- _PROVIDED RECORDS_
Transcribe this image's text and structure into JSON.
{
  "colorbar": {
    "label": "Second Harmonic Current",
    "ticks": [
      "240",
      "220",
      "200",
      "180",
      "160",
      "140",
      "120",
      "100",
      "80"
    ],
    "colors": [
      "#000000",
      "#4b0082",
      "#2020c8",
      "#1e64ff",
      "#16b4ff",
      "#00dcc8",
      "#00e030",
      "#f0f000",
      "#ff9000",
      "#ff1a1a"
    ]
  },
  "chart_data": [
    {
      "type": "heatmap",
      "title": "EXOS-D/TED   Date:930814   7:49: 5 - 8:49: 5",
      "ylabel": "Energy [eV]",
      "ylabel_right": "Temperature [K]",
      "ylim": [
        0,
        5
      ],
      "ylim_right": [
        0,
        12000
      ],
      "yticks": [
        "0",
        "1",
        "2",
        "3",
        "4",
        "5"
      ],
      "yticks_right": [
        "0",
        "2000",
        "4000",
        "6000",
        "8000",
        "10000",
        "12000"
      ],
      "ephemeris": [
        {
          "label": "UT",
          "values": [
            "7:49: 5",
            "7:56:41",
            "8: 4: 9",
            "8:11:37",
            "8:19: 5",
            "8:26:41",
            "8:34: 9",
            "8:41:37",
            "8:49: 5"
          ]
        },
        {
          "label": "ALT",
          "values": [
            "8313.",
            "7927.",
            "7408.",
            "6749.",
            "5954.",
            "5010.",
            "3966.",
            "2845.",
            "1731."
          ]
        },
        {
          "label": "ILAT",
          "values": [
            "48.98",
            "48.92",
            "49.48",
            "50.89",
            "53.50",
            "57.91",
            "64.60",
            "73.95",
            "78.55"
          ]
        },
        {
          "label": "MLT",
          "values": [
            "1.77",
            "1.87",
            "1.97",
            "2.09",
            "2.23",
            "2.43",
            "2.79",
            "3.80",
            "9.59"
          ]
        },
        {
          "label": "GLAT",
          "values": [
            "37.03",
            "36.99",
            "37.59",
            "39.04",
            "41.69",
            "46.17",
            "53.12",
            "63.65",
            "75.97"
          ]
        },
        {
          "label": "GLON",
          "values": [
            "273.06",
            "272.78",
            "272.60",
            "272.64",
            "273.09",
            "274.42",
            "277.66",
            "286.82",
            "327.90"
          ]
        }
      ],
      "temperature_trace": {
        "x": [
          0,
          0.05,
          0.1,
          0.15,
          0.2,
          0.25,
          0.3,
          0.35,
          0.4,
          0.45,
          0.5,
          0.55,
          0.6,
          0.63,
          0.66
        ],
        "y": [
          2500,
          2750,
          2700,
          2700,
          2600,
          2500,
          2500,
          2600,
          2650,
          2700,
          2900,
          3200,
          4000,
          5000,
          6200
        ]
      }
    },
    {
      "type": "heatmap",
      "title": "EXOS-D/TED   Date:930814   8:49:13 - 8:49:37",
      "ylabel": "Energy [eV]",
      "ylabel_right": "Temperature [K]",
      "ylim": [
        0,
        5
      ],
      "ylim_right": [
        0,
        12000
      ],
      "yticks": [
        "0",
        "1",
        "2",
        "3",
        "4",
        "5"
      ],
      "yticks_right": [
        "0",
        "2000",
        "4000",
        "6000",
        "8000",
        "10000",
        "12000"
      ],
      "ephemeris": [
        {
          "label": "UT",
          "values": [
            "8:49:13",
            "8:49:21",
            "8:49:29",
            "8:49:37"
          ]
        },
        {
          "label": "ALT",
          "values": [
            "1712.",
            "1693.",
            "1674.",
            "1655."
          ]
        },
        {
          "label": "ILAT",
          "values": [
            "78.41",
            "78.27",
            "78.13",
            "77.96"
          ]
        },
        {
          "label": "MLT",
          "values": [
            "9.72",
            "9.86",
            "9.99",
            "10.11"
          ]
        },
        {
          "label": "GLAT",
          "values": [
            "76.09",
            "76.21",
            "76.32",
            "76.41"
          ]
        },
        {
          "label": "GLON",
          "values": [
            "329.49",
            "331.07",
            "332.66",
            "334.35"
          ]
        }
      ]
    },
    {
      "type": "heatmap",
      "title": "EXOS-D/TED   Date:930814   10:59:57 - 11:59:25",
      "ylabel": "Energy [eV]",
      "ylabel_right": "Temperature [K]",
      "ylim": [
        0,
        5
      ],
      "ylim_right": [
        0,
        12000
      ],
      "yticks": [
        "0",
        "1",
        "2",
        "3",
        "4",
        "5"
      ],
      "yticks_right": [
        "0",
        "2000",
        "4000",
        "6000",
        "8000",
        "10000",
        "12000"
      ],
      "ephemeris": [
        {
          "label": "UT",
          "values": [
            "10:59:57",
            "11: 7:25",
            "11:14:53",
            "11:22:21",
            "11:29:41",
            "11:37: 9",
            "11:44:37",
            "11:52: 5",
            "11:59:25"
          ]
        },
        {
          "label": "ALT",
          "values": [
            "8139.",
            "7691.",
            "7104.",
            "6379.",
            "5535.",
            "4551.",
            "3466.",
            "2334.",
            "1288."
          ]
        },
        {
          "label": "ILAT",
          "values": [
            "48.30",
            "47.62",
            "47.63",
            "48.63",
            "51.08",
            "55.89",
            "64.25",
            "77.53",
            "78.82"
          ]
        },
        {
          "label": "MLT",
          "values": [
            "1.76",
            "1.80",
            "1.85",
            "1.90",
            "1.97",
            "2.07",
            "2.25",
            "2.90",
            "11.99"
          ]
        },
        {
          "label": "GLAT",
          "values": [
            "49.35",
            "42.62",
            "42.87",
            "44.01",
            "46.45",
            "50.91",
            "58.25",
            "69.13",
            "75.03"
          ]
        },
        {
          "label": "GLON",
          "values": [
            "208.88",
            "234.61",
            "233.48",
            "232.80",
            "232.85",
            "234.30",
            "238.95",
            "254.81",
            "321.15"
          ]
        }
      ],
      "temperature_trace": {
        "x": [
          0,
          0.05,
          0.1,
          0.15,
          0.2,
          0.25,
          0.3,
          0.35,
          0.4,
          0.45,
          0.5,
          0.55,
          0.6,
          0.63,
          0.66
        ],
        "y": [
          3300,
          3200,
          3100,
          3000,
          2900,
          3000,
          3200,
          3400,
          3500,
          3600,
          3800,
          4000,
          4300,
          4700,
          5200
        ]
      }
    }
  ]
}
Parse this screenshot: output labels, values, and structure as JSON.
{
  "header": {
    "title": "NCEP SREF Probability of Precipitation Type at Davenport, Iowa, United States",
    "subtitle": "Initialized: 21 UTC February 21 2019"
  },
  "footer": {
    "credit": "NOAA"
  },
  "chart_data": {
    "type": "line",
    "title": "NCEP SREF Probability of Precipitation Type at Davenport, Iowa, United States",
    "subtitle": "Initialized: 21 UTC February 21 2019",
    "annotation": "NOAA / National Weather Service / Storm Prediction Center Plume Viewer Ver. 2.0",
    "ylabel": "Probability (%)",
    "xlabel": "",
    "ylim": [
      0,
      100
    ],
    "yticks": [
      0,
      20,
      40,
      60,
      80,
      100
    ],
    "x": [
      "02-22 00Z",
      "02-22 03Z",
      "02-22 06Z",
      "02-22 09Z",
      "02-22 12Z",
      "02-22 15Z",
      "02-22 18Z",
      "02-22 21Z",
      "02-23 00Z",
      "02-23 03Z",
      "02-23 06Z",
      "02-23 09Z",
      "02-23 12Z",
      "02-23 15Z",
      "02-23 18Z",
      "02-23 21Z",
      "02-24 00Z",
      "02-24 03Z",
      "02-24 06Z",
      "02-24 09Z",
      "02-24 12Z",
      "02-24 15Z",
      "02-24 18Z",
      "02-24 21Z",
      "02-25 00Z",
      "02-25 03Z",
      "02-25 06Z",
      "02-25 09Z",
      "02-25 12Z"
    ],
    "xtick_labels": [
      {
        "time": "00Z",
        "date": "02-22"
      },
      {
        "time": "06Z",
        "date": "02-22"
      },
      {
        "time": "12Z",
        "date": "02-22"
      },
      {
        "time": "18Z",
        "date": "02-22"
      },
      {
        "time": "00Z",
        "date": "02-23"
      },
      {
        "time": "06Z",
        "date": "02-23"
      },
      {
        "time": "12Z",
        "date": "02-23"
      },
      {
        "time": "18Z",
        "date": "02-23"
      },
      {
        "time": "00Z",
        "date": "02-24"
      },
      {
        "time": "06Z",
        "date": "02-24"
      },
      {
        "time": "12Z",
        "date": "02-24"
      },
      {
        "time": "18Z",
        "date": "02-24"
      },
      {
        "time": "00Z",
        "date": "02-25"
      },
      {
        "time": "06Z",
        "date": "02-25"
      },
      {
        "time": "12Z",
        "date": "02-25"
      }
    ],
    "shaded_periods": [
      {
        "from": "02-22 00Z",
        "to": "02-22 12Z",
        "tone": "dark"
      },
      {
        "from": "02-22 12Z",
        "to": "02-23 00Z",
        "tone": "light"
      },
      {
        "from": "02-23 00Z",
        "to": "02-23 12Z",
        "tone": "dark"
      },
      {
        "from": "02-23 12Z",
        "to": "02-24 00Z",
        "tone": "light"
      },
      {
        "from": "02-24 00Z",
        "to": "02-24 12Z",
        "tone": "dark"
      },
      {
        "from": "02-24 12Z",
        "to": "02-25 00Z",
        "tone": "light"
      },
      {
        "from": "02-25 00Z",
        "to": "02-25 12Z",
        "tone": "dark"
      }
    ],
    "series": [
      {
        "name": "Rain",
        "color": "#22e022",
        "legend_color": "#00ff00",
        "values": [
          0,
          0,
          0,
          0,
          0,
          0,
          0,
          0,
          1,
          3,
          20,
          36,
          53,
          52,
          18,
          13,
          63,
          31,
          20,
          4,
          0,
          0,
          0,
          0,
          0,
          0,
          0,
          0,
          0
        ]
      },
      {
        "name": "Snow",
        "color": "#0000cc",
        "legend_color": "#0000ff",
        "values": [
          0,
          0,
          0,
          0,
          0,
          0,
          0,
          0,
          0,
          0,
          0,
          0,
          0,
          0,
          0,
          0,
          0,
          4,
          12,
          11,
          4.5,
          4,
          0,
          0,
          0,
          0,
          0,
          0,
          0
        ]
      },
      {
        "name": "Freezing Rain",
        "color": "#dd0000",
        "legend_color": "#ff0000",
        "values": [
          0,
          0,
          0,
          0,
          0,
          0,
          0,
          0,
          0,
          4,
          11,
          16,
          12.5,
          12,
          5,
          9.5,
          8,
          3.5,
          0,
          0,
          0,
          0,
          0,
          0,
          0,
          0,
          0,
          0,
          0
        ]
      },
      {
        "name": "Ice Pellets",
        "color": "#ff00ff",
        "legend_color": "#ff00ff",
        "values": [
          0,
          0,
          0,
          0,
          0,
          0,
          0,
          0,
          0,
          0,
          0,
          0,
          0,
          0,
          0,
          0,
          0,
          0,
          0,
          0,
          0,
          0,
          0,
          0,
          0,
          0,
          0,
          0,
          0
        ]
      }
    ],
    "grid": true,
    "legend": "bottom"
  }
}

- _SET PROBLEM_
Go through the material and copy out every line with "Initialized" in it.

- _CORRECT RESULT_
    "subtitle": "Initialized: 21 UTC February 21 2019"
    "subtitle": "Initialized: 21 UTC February 21 2019",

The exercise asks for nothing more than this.